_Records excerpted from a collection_

****************

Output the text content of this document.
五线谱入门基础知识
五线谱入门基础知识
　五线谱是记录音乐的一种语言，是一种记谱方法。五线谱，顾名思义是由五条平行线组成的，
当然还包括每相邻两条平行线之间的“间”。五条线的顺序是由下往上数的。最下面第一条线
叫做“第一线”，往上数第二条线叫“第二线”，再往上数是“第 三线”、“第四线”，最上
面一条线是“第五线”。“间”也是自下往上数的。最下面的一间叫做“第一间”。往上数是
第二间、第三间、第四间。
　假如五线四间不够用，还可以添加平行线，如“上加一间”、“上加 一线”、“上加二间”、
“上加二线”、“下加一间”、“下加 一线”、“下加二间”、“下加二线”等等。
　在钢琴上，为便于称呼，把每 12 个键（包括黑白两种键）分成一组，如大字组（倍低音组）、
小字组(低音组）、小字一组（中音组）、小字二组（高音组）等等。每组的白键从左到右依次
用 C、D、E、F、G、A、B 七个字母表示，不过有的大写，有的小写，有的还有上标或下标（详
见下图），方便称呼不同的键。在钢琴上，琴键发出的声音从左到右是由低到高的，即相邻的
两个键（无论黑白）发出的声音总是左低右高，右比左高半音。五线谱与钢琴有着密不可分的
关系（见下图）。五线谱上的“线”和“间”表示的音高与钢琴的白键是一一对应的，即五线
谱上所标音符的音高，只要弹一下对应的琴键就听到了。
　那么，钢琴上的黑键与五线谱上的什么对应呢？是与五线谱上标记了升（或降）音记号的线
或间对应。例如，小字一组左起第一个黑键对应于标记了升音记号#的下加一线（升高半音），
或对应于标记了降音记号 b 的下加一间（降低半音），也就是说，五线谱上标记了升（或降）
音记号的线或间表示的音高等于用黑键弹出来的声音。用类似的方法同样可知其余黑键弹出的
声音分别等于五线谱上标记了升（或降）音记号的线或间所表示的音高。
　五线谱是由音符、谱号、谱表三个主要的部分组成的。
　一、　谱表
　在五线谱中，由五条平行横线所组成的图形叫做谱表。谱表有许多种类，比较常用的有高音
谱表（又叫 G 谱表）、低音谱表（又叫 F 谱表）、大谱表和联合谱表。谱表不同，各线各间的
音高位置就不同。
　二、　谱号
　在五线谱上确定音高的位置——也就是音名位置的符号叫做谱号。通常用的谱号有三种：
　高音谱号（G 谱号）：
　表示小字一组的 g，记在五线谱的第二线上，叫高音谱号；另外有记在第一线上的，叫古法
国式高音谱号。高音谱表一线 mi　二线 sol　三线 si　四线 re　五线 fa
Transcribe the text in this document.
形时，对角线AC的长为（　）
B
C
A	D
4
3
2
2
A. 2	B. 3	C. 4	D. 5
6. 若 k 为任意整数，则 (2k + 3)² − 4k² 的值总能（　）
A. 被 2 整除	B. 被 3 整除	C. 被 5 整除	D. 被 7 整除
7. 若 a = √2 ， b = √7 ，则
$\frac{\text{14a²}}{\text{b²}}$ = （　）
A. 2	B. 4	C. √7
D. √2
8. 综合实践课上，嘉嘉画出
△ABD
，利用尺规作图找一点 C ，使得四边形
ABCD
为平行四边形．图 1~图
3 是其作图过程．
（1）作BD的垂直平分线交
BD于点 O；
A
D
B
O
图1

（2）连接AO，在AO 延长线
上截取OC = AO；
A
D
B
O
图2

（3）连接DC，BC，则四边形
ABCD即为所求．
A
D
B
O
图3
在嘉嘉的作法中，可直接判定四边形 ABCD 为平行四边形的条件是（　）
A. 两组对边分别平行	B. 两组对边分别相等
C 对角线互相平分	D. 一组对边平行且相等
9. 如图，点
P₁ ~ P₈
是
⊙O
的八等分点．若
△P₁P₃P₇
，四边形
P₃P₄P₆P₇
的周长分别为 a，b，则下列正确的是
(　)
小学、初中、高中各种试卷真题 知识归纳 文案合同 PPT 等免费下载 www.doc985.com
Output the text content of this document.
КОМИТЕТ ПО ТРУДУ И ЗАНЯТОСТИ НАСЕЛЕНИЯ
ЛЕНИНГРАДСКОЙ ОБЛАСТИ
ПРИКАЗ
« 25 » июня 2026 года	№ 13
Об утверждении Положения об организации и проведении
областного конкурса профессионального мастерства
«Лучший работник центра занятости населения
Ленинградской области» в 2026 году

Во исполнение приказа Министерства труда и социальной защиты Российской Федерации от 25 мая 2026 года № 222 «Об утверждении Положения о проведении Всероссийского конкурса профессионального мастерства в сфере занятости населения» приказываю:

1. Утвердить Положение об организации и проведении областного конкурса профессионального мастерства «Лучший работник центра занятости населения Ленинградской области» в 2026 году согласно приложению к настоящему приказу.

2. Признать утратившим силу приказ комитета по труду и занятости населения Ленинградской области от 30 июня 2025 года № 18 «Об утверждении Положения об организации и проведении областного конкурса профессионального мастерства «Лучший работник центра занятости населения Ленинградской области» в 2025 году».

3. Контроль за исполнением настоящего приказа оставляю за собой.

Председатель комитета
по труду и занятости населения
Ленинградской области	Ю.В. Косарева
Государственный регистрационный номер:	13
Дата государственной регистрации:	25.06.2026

****************

_Exercise goal_
Please set down each line of the records exactly as given.

_Finished exercise_
Output the text content of this document.
五线谱入门基础知识
五线谱入门基础知识
　五线谱是记录音乐的一种语言，是一种记谱方法。五线谱，顾名思义是由五条平行线组成的，
当然还包括每相邻两条平行线之间的“间”。五条线的顺序是由下往上数的。最下面第一条线
叫做“第一线”，往上数第二条线叫“第二线”，再往上数是“第 三线”、“第四线”，最上
面一条线是“第五线”。“间”也是自下往上数的。最下面的一间叫做“第一间”。往上数是
第二间、第三间、第四间。
　假如五线四间不够用，还可以添加平行线，如“上加一间”、“上加 一线”、“上加二间”、
“上加二线”、“下加一间”、“下加 一线”、“下加二间”、“下加二线”等等。
　在钢琴上，为便于称呼，把每 12 个键（包括黑白两种键）分成一组，如大字组（倍低音组）、
小字组(低音组）、小字一组（中音组）、小字二组（高音组）等等。每组的白键从左到右依次
用 C、D、E、F、G、A、B 七个字母表示，不过有的大写，有的小写，有的还有上标或下标（详
见下图），方便称呼不同的键。在钢琴上，琴键发出的声音从左到右是由低到高的，即相邻的
两个键（无论黑白）发出的声音总是左低右高，右比左高半音。五线谱与钢琴有着密不可分的
关系（见下图）。五线谱上的“线”和“间”表示的音高与钢琴的白键是一一对应的，即五线
谱上所标音符的音高，只要弹一下对应的琴键就听到了。
　那么，钢琴上的黑键与五线谱上的什么对应呢？是与五线谱上标记了升（或降）音记号的线
或间对应。例如，小字一组左起第一个黑键对应于标记了升音记号#的下加一线（升高半音），
或对应于标记了降音记号 b 的下加一间（降低半音），也就是说，五线谱上标记了升（或降）
音记号的线或间表示的音高等于用黑键弹出来的声音。用类似的方法同样可知其余黑键弹出的
声音分别等于五线谱上标记了升（或降）音记号的线或间所表示的音高。
　五线谱是由音符、谱号、谱表三个主要的部分组成的。
　一、　谱表
　在五线谱中，由五条平行横线所组成的图形叫做谱表。谱表有许多种类，比较常用的有高音
谱表（又叫 G 谱表）、低音谱表（又叫 F 谱表）、大谱表和联合谱表。谱表不同，各线各间的
音高位置就不同。
　二、　谱号
　在五线谱上确定音高的位置——也就是音名位置的符号叫做谱号。通常用的谱号有三种：
　高音谱号（G 谱号）：
　表示小字一组的 g，记在五线谱的第二线上，叫高音谱号；另外有记在第一线上的，叫古法
国式高音谱号。高音谱表一线 mi　二线 sol　三线 si　四线 re　五线 fa
Transcribe the text in this document.
形时，对角线AC的长为（　）
B
C
A	D
4
3
2
2
A. 2	B. 3	C. 4	D. 5
6. 若 k 为任意整数，则 (2k + 3)² − 4k² 的值总能（　）
A. 被 2 整除	B. 被 3 整除	C. 被 5 整除	D. 被 7 整除
7. 若 a = √2 ， b = √7 ，则
$\frac{\text{14a²}}{\text{b²}}$ = （　）
A. 2	B. 4	C. √7
D. √2
8. 综合实践课上，嘉嘉画出
△ABD
，利用尺规作图找一点 C ，使得四边形
ABCD
为平行四边形．图 1~图
3 是其作图过程．
（1）作BD的垂直平分线交
BD于点 O；
A
D
B
O
图1

（2）连接AO，在AO 延长线
上截取OC = AO；
A
D
B
O
图2

（3）连接DC，BC，则四边形
ABCD即为所求．
A
D
B
O
图3
在嘉嘉的作法中，可直接判定四边形 ABCD 为平行四边形的条件是（　）
A. 两组对边分别平行	B. 两组对边分别相等
C 对角线互相平分	D. 一组对边平行且相等
9. 如图，点
P₁ ~ P₈
是
⊙O
的八等分点．若
△P₁P₃P₇
，四边形
P₃P₄P₆P₇
的周长分别为 a，b，则下列正确的是
(　)
小学、初中、高中各种试卷真题 知识归纳 文案合同 PPT 等免费下载 www.doc985.com
Output the text content of this document.
КОМИТЕТ ПО ТРУДУ И ЗАНЯТОСТИ НАСЕЛЕНИЯ
ЛЕНИНГРАДСКОЙ ОБЛАСТИ
ПРИКАЗ
« 25 » июня 2026 года	№ 13
Об утверждении Положения об организации и проведении
областного конкурса профессионального мастерства
«Лучший работник центра занятости населения
Ленинградской области» в 2026 году

Во исполнение приказа Министерства труда и социальной защиты Российской Федерации от 25 мая 2026 года № 222 «Об утверждении Положения о проведении Всероссийского конкурса профессионального мастерства в сфере занятости населения» приказываю:

1. Утвердить Положение об организации и проведении областного конкурса профессионального мастерства «Лучший работник центра занятости населения Ленинградской области» в 2026 году согласно приложению к настоящему приказу.

2. Признать утратившим силу приказ комитета по труду и занятости населения Ленинградской области от 30 июня 2025 года № 18 «Об утверждении Положения об организации и проведении областного конкурса профессионального мастерства «Лучший работник центра занятости населения Ленинградской области» в 2025 году».

3. Контроль за исполнением настоящего приказа оставляю за собой.

Председатель комитета
по труду и занятости населения
Ленинградской области	Ю.В. Косарева
Государственный регистрационный номер:	13
Дата государственной регистрации:	25.06.2026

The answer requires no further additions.